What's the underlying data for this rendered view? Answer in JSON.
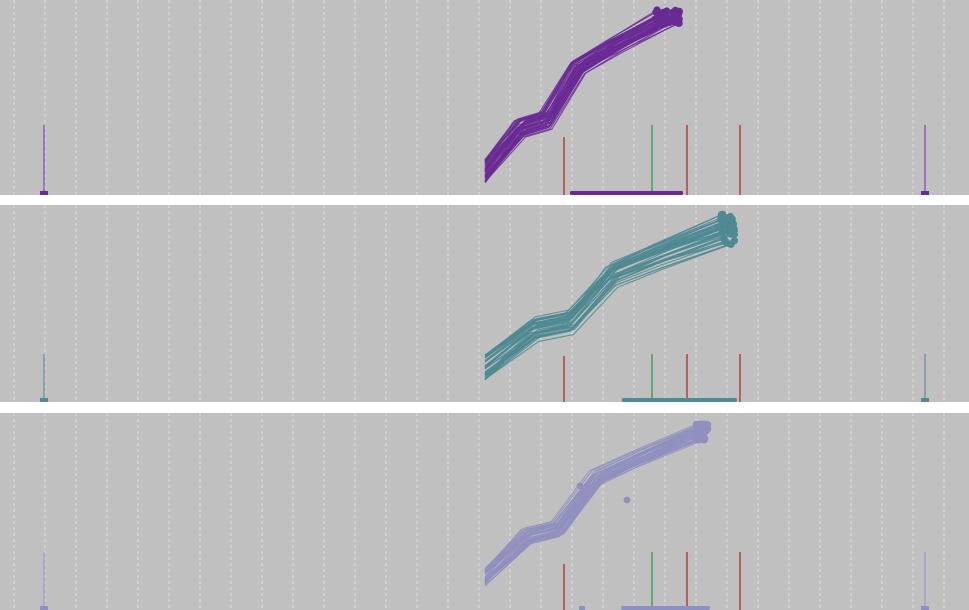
{
  "chart_data": [
    {
      "type": "line",
      "xlim": [
        0,
        969
      ],
      "ylim": [
        0,
        195
      ],
      "grid": true,
      "background": "#c0c0c0",
      "grid_color": "#e6e6e6",
      "color": "#6a2a94",
      "line_bundle": {
        "count": 46,
        "x_start": 485,
        "x_end_range": [
          655,
          680
        ],
        "y_start": [
          12,
          36
        ],
        "y_end": [
          170,
          186
        ],
        "shape": "two-step"
      },
      "outliers": [],
      "range_bar": {
        "x_start": 570,
        "x_end": 683,
        "y": 2
      },
      "markers": [
        {
          "x": 44,
          "height": 70,
          "color": "#8a5fb0"
        },
        {
          "x": 925,
          "height": 70,
          "color": "#8a5fb0"
        }
      ],
      "ref_lines": [
        {
          "x": 564,
          "y_top": 58,
          "color": "#a82020"
        },
        {
          "x": 652,
          "y_top": 70,
          "color": "#2a9a3a"
        },
        {
          "x": 687,
          "y_top": 70,
          "color": "#a82020"
        },
        {
          "x": 740,
          "y_top": 70,
          "color": "#a82020"
        }
      ]
    },
    {
      "type": "line",
      "xlim": [
        0,
        969
      ],
      "ylim": [
        0,
        197
      ],
      "grid": true,
      "background": "#c0c0c0",
      "grid_color": "#e6e6e6",
      "color": "#4f8a93",
      "line_bundle": {
        "count": 46,
        "x_start": 485,
        "x_end_range": [
          718,
          735
        ],
        "y_start": [
          22,
          48
        ],
        "y_end": [
          157,
          188
        ],
        "shape": "two-step"
      },
      "outliers": [],
      "range_bar": {
        "x_start": 622,
        "x_end": 737,
        "y": 2
      },
      "markers": [
        {
          "x": 44,
          "height": 48,
          "color": "#6a9aa2"
        },
        {
          "x": 925,
          "height": 48,
          "color": "#6a9aa2"
        }
      ],
      "ref_lines": [
        {
          "x": 564,
          "y_top": 46,
          "color": "#a82020"
        },
        {
          "x": 652,
          "y_top": 48,
          "color": "#2a9a3a"
        },
        {
          "x": 687,
          "y_top": 48,
          "color": "#a82020"
        },
        {
          "x": 740,
          "y_top": 48,
          "color": "#a82020"
        }
      ]
    },
    {
      "type": "line",
      "xlim": [
        0,
        969
      ],
      "ylim": [
        0,
        197
      ],
      "grid": true,
      "background": "#c0c0c0",
      "grid_color": "#e6e6e6",
      "color": "#9090c0",
      "line_bundle": {
        "count": 40,
        "x_start": 485,
        "x_end_range": [
          695,
          708
        ],
        "y_start": [
          24,
          42
        ],
        "y_end": [
          170,
          186
        ],
        "shape": "two-step"
      },
      "outliers": [
        {
          "x": 580,
          "y": 124
        },
        {
          "x": 627,
          "y": 110
        }
      ],
      "range_bar": {
        "x_start": 621,
        "x_end": 710,
        "y": 2
      },
      "markers": [
        {
          "x": 44,
          "height": 58,
          "color": "#a0a0c8"
        },
        {
          "x": 925,
          "height": 58,
          "color": "#a0a0c8"
        }
      ],
      "small_marks": [
        {
          "x": 582,
          "y": 2
        }
      ],
      "ref_lines": [
        {
          "x": 564,
          "y_top": 46,
          "color": "#a82020"
        },
        {
          "x": 652,
          "y_top": 58,
          "color": "#2a9a3a"
        },
        {
          "x": 687,
          "y_top": 58,
          "color": "#a82020"
        },
        {
          "x": 740,
          "y_top": 58,
          "color": "#a82020"
        }
      ]
    }
  ]
}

^^^^

▶ **PROBLEM**
Copy out the whole listing exactly, and don't carry over any pictures.

▶ **RESULT OF THIS TASK**
What's the underlying data for this rendered view? Answer in JSON.
{
  "chart_data": [
    {
      "type": "line",
      "xlim": [
        0,
        969
      ],
      "ylim": [
        0,
        195
      ],
      "grid": true,
      "background": "#c0c0c0",
      "grid_color": "#e6e6e6",
      "color": "#6a2a94",
      "line_bundle": {
        "count": 46,
        "x_start": 485,
        "x_end_range": [
          655,
          680
        ],
        "y_start": [
          12,
          36
        ],
        "y_end": [
          170,
          186
        ],
        "shape": "two-step"
      },
      "outliers": [],
      "range_bar": {
        "x_start": 570,
        "x_end": 683,
        "y": 2
      },
      "markers": [
        {
          "x": 44,
          "height": 70,
          "color": "#8a5fb0"
        },
        {
          "x": 925,
          "height": 70,
          "color": "#8a5fb0"
        }
      ],
      "ref_lines": [
        {
          "x": 564,
          "y_top": 58,
          "color": "#a82020"
        },
        {
          "x": 652,
          "y_top": 70,
          "color": "#2a9a3a"
        },
        {
          "x": 687,
          "y_top": 70,
          "color": "#a82020"
        },
        {
          "x": 740,
          "y_top": 70,
          "color": "#a82020"
        }
      ]
    },
    {
      "type": "line",
      "xlim": [
        0,
        969
      ],
      "ylim": [
        0,
        197
      ],
      "grid": true,
      "background": "#c0c0c0",
      "grid_color": "#e6e6e6",
      "color": "#4f8a93",
      "line_bundle": {
        "count": 46,
        "x_start": 485,
        "x_end_range": [
          718,
          735
        ],
        "y_start": [
          22,
          48
        ],
        "y_end": [
          157,
          188
        ],
        "shape": "two-step"
      },
      "outliers": [],
      "range_bar": {
        "x_start": 622,
        "x_end": 737,
        "y": 2
      },
      "markers": [
        {
          "x": 44,
          "height": 48,
          "color": "#6a9aa2"
        },
        {
          "x": 925,
          "height": 48,
          "color": "#6a9aa2"
        }
      ],
      "ref_lines": [
        {
          "x": 564,
          "y_top": 46,
          "color": "#a82020"
        },
        {
          "x": 652,
          "y_top": 48,
          "color": "#2a9a3a"
        },
        {
          "x": 687,
          "y_top": 48,
          "color": "#a82020"
        },
        {
          "x": 740,
          "y_top": 48,
          "color": "#a82020"
        }
      ]
    },
    {
      "type": "line",
      "xlim": [
        0,
        969
      ],
      "ylim": [
        0,
        197
      ],
      "grid": true,
      "background": "#c0c0c0",
      "grid_color": "#e6e6e6",
      "color": "#9090c0",
      "line_bundle": {
        "count": 40,
        "x_start": 485,
        "x_end_range": [
          695,
          708
        ],
        "y_start": [
          24,
          42
        ],
        "y_end": [
          170,
          186
        ],
        "shape": "two-step"
      },
      "outliers": [
        {
          "x": 580,
          "y": 124
        },
        {
          "x": 627,
          "y": 110
        }
      ],
      "range_bar": {
        "x_start": 621,
        "x_end": 710,
        "y": 2
      },
      "markers": [
        {
          "x": 44,
          "height": 58,
          "color": "#a0a0c8"
        },
        {
          "x": 925,
          "height": 58,
          "color": "#a0a0c8"
        }
      ],
      "small_marks": [
        {
          "x": 582,
          "y": 2
        }
      ],
      "ref_lines": [
        {
          "x": 564,
          "y_top": 46,
          "color": "#a82020"
        },
        {
          "x": 652,
          "y_top": 58,
          "color": "#2a9a3a"
        },
        {
          "x": 687,
          "y_top": 58,
          "color": "#a82020"
        },
        {
          "x": 740,
          "y_top": 58,
          "color": "#a82020"
        }
      ]
    }
  ]
}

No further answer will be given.